THE TASK – Skip any picture you find and retype all the remaining lines exactly.

======== ENTRIES PROVIDED

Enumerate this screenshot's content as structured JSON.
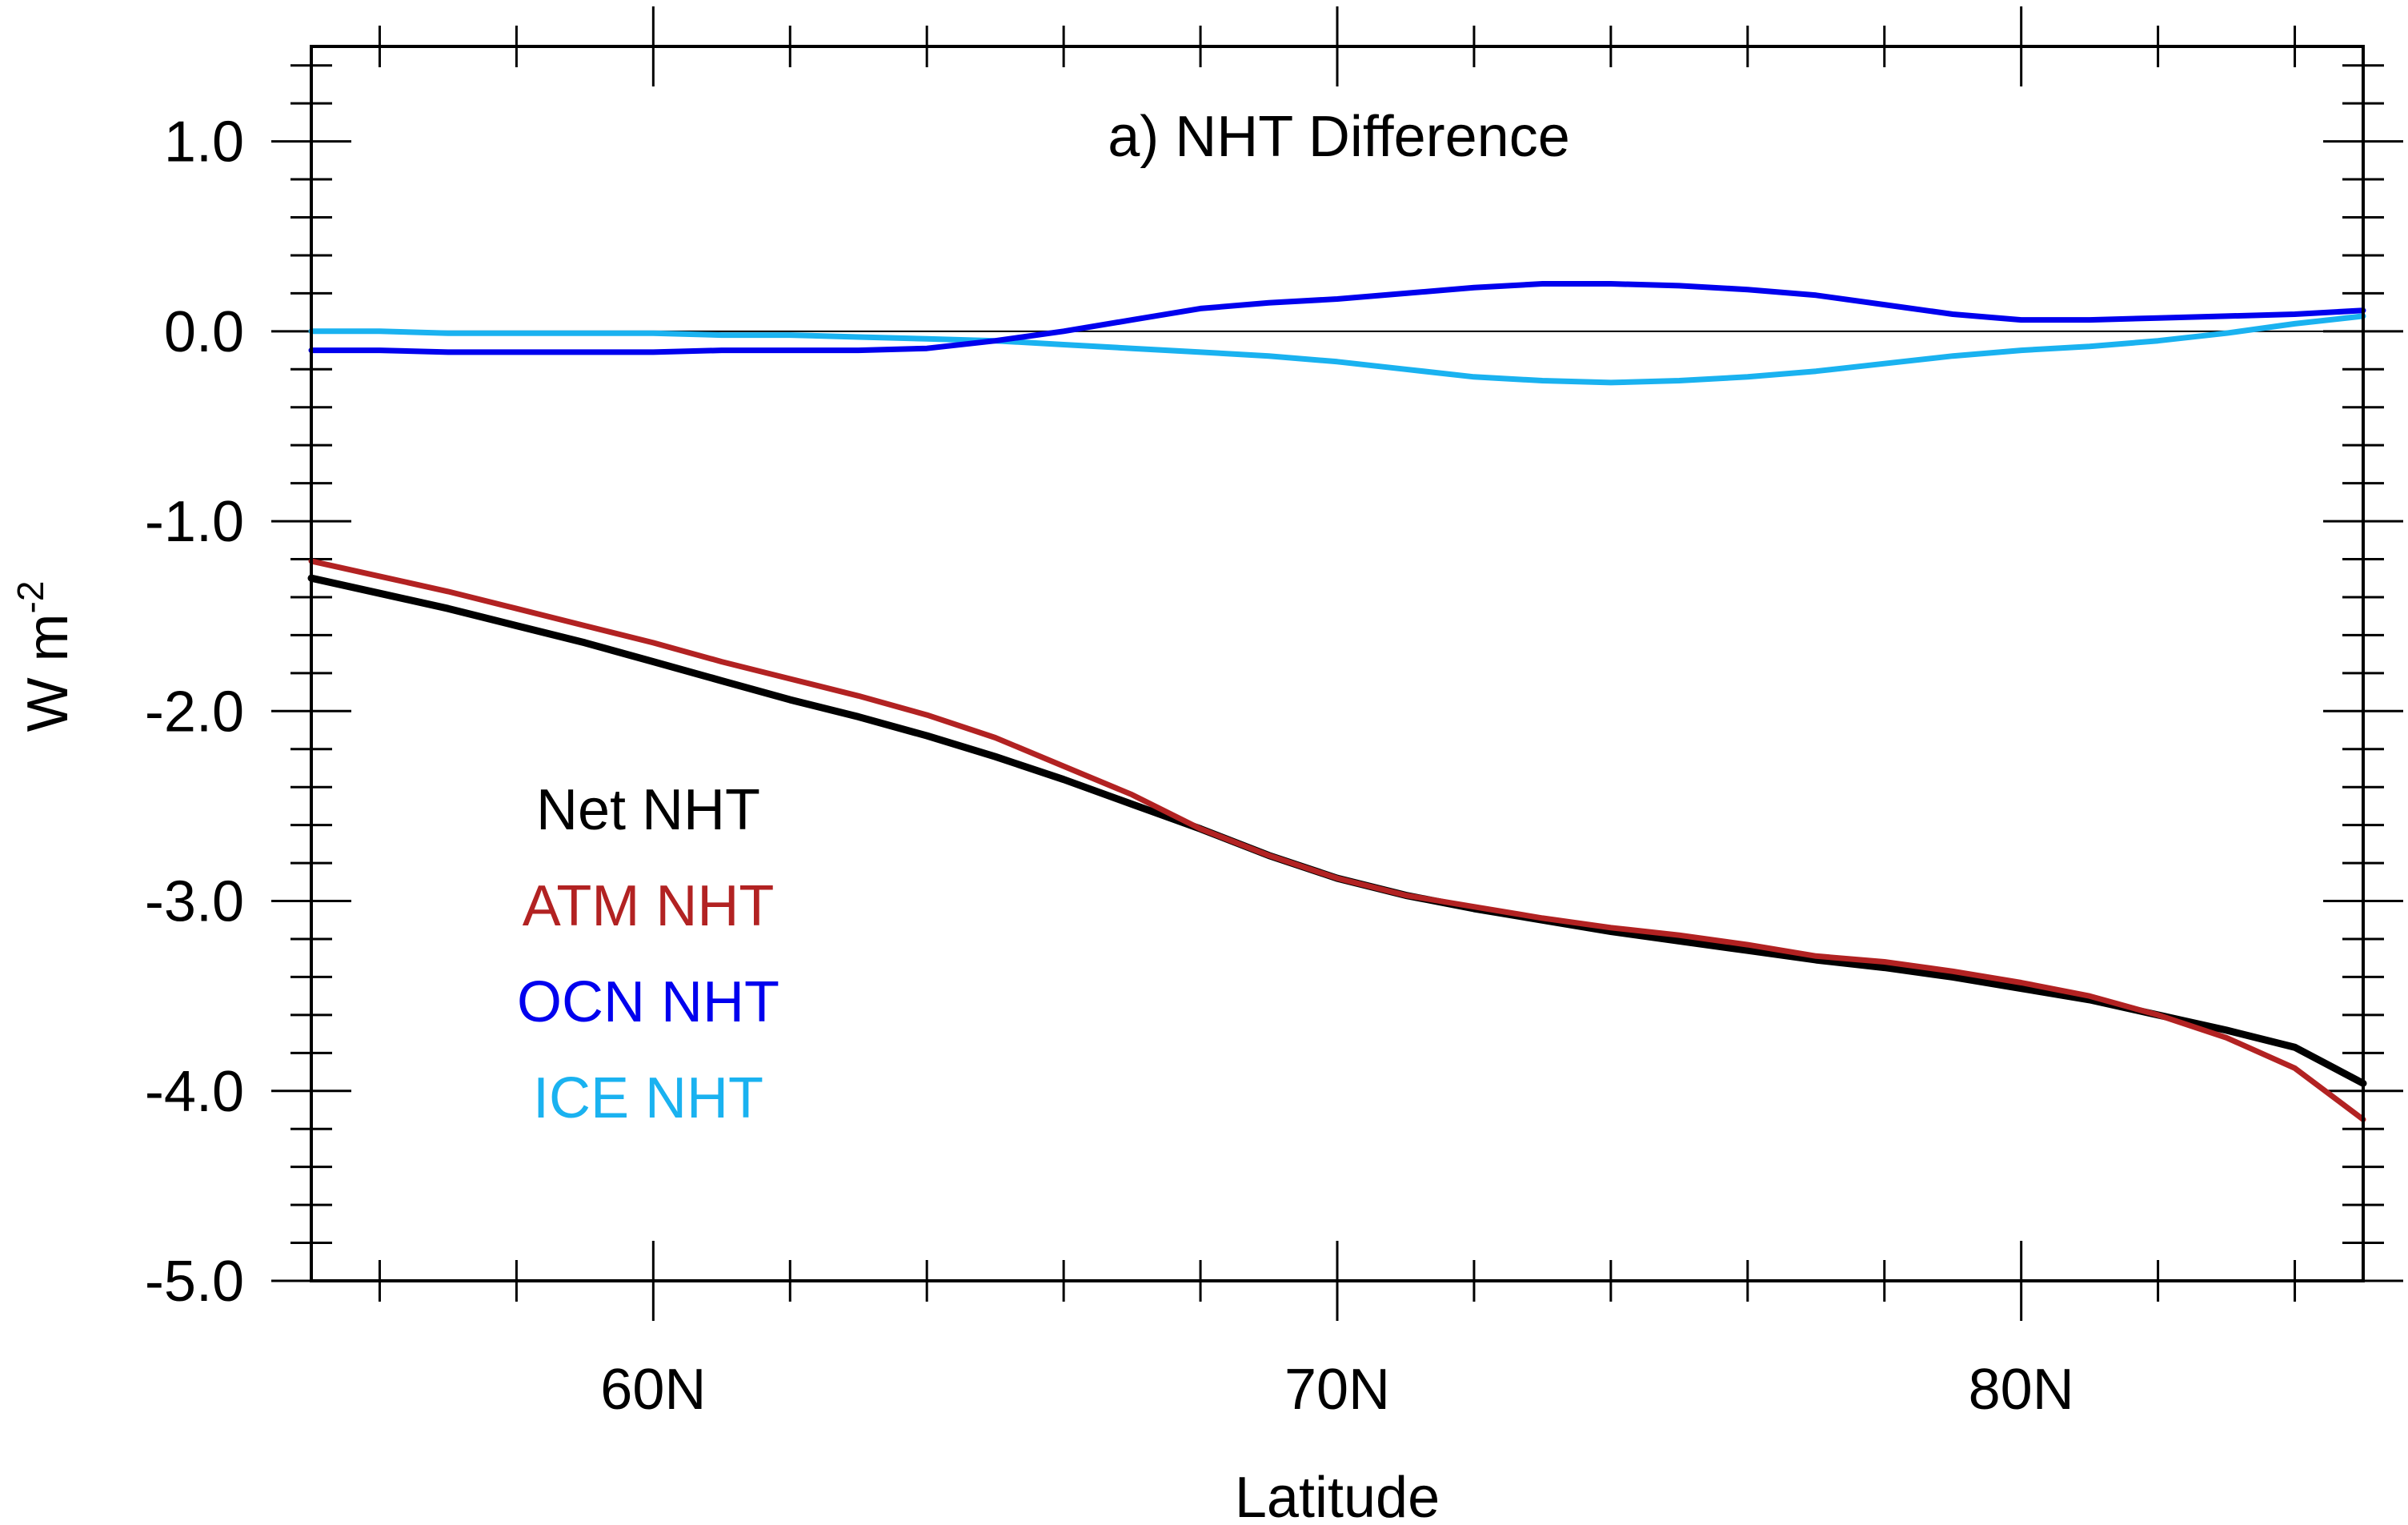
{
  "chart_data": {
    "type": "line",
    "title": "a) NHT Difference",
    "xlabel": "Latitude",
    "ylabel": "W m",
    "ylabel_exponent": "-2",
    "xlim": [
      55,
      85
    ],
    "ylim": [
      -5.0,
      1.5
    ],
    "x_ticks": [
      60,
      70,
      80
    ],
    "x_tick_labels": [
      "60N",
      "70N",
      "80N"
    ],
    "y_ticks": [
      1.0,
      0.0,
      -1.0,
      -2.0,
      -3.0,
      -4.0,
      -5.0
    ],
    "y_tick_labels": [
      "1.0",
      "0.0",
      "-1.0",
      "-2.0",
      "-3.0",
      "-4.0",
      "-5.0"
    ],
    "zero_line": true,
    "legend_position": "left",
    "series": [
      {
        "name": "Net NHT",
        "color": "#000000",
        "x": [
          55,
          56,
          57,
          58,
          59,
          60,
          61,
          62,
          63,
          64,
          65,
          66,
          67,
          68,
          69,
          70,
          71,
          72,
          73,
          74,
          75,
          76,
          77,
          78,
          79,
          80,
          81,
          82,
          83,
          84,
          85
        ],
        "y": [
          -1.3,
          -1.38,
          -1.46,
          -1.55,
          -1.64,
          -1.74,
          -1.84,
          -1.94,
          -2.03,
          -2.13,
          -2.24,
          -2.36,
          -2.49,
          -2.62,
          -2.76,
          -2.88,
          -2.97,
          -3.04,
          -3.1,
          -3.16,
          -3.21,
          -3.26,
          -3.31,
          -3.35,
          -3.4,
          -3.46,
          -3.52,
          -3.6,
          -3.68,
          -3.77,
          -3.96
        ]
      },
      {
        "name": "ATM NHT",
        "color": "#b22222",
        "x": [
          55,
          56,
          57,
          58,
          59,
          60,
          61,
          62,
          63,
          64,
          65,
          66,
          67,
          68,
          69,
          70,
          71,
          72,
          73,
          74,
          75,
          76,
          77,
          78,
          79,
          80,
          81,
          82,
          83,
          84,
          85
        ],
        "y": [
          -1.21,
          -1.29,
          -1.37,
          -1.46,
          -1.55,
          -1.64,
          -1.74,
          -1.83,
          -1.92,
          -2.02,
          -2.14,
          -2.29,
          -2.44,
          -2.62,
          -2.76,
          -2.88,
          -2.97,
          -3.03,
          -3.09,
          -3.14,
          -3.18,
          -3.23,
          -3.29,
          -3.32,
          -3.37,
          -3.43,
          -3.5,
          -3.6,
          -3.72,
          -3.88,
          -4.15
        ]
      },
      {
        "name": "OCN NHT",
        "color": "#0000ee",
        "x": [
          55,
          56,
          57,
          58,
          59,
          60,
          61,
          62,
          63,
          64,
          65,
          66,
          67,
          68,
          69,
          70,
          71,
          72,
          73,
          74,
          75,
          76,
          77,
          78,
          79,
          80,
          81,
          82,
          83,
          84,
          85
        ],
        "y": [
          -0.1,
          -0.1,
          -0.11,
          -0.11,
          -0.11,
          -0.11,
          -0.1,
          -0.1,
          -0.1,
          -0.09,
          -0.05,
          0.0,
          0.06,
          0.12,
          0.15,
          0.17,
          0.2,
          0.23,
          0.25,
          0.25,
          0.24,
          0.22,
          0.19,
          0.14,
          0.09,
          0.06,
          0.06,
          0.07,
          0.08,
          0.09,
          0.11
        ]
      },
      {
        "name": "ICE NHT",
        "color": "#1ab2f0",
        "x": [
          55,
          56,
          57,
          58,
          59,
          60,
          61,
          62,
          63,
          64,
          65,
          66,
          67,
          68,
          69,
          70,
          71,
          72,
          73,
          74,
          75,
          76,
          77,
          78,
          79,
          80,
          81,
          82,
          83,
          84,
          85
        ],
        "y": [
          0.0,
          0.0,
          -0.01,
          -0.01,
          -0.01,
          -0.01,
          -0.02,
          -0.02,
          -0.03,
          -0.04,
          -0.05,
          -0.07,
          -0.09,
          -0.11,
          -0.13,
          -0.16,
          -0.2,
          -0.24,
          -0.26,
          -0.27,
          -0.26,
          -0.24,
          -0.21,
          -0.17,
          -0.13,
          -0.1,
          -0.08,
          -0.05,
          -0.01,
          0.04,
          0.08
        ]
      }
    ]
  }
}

================

ANSWER TO THE TASK –
Enumerate this screenshot's content as structured JSON.
{
  "chart_data": {
    "type": "line",
    "title": "a) NHT Difference",
    "xlabel": "Latitude",
    "ylabel": "W m",
    "ylabel_exponent": "-2",
    "xlim": [
      55,
      85
    ],
    "ylim": [
      -5.0,
      1.5
    ],
    "x_ticks": [
      60,
      70,
      80
    ],
    "x_tick_labels": [
      "60N",
      "70N",
      "80N"
    ],
    "y_ticks": [
      1.0,
      0.0,
      -1.0,
      -2.0,
      -3.0,
      -4.0,
      -5.0
    ],
    "y_tick_labels": [
      "1.0",
      "0.0",
      "-1.0",
      "-2.0",
      "-3.0",
      "-4.0",
      "-5.0"
    ],
    "zero_line": true,
    "legend_position": "left",
    "series": [
      {
        "name": "Net NHT",
        "color": "#000000",
        "x": [
          55,
          56,
          57,
          58,
          59,
          60,
          61,
          62,
          63,
          64,
          65,
          66,
          67,
          68,
          69,
          70,
          71,
          72,
          73,
          74,
          75,
          76,
          77,
          78,
          79,
          80,
          81,
          82,
          83,
          84,
          85
        ],
        "y": [
          -1.3,
          -1.38,
          -1.46,
          -1.55,
          -1.64,
          -1.74,
          -1.84,
          -1.94,
          -2.03,
          -2.13,
          -2.24,
          -2.36,
          -2.49,
          -2.62,
          -2.76,
          -2.88,
          -2.97,
          -3.04,
          -3.1,
          -3.16,
          -3.21,
          -3.26,
          -3.31,
          -3.35,
          -3.4,
          -3.46,
          -3.52,
          -3.6,
          -3.68,
          -3.77,
          -3.96
        ]
      },
      {
        "name": "ATM NHT",
        "color": "#b22222",
        "x": [
          55,
          56,
          57,
          58,
          59,
          60,
          61,
          62,
          63,
          64,
          65,
          66,
          67,
          68,
          69,
          70,
          71,
          72,
          73,
          74,
          75,
          76,
          77,
          78,
          79,
          80,
          81,
          82,
          83,
          84,
          85
        ],
        "y": [
          -1.21,
          -1.29,
          -1.37,
          -1.46,
          -1.55,
          -1.64,
          -1.74,
          -1.83,
          -1.92,
          -2.02,
          -2.14,
          -2.29,
          -2.44,
          -2.62,
          -2.76,
          -2.88,
          -2.97,
          -3.03,
          -3.09,
          -3.14,
          -3.18,
          -3.23,
          -3.29,
          -3.32,
          -3.37,
          -3.43,
          -3.5,
          -3.6,
          -3.72,
          -3.88,
          -4.15
        ]
      },
      {
        "name": "OCN NHT",
        "color": "#0000ee",
        "x": [
          55,
          56,
          57,
          58,
          59,
          60,
          61,
          62,
          63,
          64,
          65,
          66,
          67,
          68,
          69,
          70,
          71,
          72,
          73,
          74,
          75,
          76,
          77,
          78,
          79,
          80,
          81,
          82,
          83,
          84,
          85
        ],
        "y": [
          -0.1,
          -0.1,
          -0.11,
          -0.11,
          -0.11,
          -0.11,
          -0.1,
          -0.1,
          -0.1,
          -0.09,
          -0.05,
          0.0,
          0.06,
          0.12,
          0.15,
          0.17,
          0.2,
          0.23,
          0.25,
          0.25,
          0.24,
          0.22,
          0.19,
          0.14,
          0.09,
          0.06,
          0.06,
          0.07,
          0.08,
          0.09,
          0.11
        ]
      },
      {
        "name": "ICE NHT",
        "color": "#1ab2f0",
        "x": [
          55,
          56,
          57,
          58,
          59,
          60,
          61,
          62,
          63,
          64,
          65,
          66,
          67,
          68,
          69,
          70,
          71,
          72,
          73,
          74,
          75,
          76,
          77,
          78,
          79,
          80,
          81,
          82,
          83,
          84,
          85
        ],
        "y": [
          0.0,
          0.0,
          -0.01,
          -0.01,
          -0.01,
          -0.01,
          -0.02,
          -0.02,
          -0.03,
          -0.04,
          -0.05,
          -0.07,
          -0.09,
          -0.11,
          -0.13,
          -0.16,
          -0.2,
          -0.24,
          -0.26,
          -0.27,
          -0.26,
          -0.24,
          -0.21,
          -0.17,
          -0.13,
          -0.1,
          -0.08,
          -0.05,
          -0.01,
          0.04,
          0.08
        ]
      }
    ]
  }
}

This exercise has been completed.